Figure record extracts
-- Start --
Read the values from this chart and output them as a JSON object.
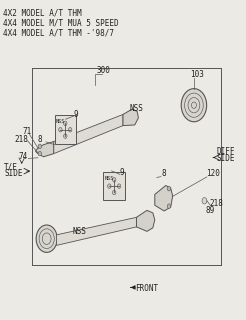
{
  "bg_color": "#eceae4",
  "title_lines": [
    "4X2 MODEL A/T THM",
    "4X4 MODEL M/T MUA 5 SPEED",
    "4X4 MODEL A/T THM -'98/7"
  ],
  "line_color": "#555555",
  "text_color": "#222222",
  "font_size": 5.5,
  "box_face": "#e2ded8",
  "shaft_face": "#dedad4",
  "flange_face": "#d4d0ca",
  "cap_face": "#d8d4ce",
  "joint_face": "#cac6c0"
}
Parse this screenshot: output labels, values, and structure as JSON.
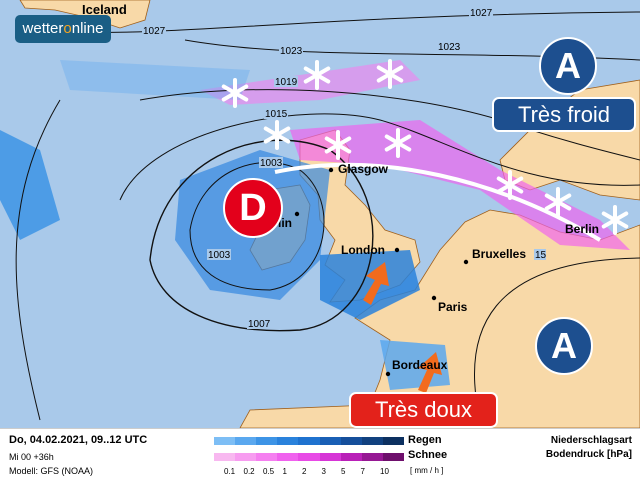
{
  "logo": {
    "text_a": "wetter",
    "text_b": "o",
    "text_c": "nline"
  },
  "cities": {
    "iceland": "Iceland",
    "glasgow": "Glasgow",
    "dublin": "lin",
    "london": "London",
    "bruxelles": "Bruxelles",
    "paris": "Paris",
    "bordeaux": "Bordeaux",
    "berlin": "Berlin"
  },
  "isobars": {
    "a": "1027",
    "b": "1027",
    "c": "1023",
    "d": "1023",
    "e": "1019",
    "f": "1015",
    "g": "1003",
    "h": "1003",
    "i": "1007",
    "j": "15"
  },
  "systems": {
    "high_label": "A",
    "low_label": "D",
    "cold_label": "Très froid",
    "warm_label": "Très doux"
  },
  "colors": {
    "sea": "#a9c9ea",
    "land": "#f8d9a8",
    "rain": "#2f86e0",
    "snow": "#f06cf0",
    "high": "#1d4f8f",
    "low": "#e3001b",
    "warm_arrow": "#f26b1d"
  },
  "legend": {
    "date": "Do, 04.02.2021, 09..12 UTC",
    "run": "Mi 00 +36h",
    "model": "Modell: GFS (NOAA)",
    "rain": "Regen",
    "snow": "Schnee",
    "unit": "[ mm / h ]",
    "type": "Niederschlagsart",
    "pressure": "Bodendruck [hPa]",
    "ticks": [
      "0.1",
      "0.2",
      "0.5",
      "1",
      "2",
      "3",
      "5",
      "7",
      "10"
    ],
    "rain_colors": [
      "#7dbef5",
      "#5aa8ef",
      "#3d94e6",
      "#2a82dc",
      "#1f72cf",
      "#195fb5",
      "#154f9b",
      "#11417f",
      "#0c3060"
    ],
    "snow_colors": [
      "#f8b8f0",
      "#f79cf0",
      "#f57ff0",
      "#f061ee",
      "#e84ae6",
      "#d635d6",
      "#b920b8",
      "#961894",
      "#6e0f6c"
    ]
  }
}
-- End --
CHALLENGE
Copy the data exactly. Any picture it contains is to be omitted.

TASK ANSWER
Read the values from this chart and output them as a JSON object.
{
  "bg_color": "#eceae4",
  "title_lines": [
    "4X2 MODEL A/T THM",
    "4X4 MODEL M/T MUA 5 SPEED",
    "4X4 MODEL A/T THM -'98/7"
  ],
  "line_color": "#555555",
  "text_color": "#222222",
  "font_size": 5.5,
  "box_face": "#e2ded8",
  "shaft_face": "#dedad4",
  "flange_face": "#d4d0ca",
  "cap_face": "#d8d4ce",
  "joint_face": "#cac6c0"
}
Parse this screenshot: output labels, values, and structure as JSON.
{
  "logo": {
    "text_a": "wetter",
    "text_b": "o",
    "text_c": "nline"
  },
  "cities": {
    "iceland": "Iceland",
    "glasgow": "Glasgow",
    "dublin": "lin",
    "london": "London",
    "bruxelles": "Bruxelles",
    "paris": "Paris",
    "bordeaux": "Bordeaux",
    "berlin": "Berlin"
  },
  "isobars": {
    "a": "1027",
    "b": "1027",
    "c": "1023",
    "d": "1023",
    "e": "1019",
    "f": "1015",
    "g": "1003",
    "h": "1003",
    "i": "1007",
    "j": "15"
  },
  "systems": {
    "high_label": "A",
    "low_label": "D",
    "cold_label": "Très froid",
    "warm_label": "Très doux"
  },
  "colors": {
    "sea": "#a9c9ea",
    "land": "#f8d9a8",
    "rain": "#2f86e0",
    "snow": "#f06cf0",
    "high": "#1d4f8f",
    "low": "#e3001b",
    "warm_arrow": "#f26b1d"
  },
  "legend": {
    "date": "Do, 04.02.2021, 09..12 UTC",
    "run": "Mi 00 +36h",
    "model": "Modell: GFS (NOAA)",
    "rain": "Regen",
    "snow": "Schnee",
    "unit": "[ mm / h ]",
    "type": "Niederschlagsart",
    "pressure": "Bodendruck [hPa]",
    "ticks": [
      "0.1",
      "0.2",
      "0.5",
      "1",
      "2",
      "3",
      "5",
      "7",
      "10"
    ],
    "rain_colors": [
      "#7dbef5",
      "#5aa8ef",
      "#3d94e6",
      "#2a82dc",
      "#1f72cf",
      "#195fb5",
      "#154f9b",
      "#11417f",
      "#0c3060"
    ],
    "snow_colors": [
      "#f8b8f0",
      "#f79cf0",
      "#f57ff0",
      "#f061ee",
      "#e84ae6",
      "#d635d6",
      "#b920b8",
      "#961894",
      "#6e0f6c"
    ]
  }
}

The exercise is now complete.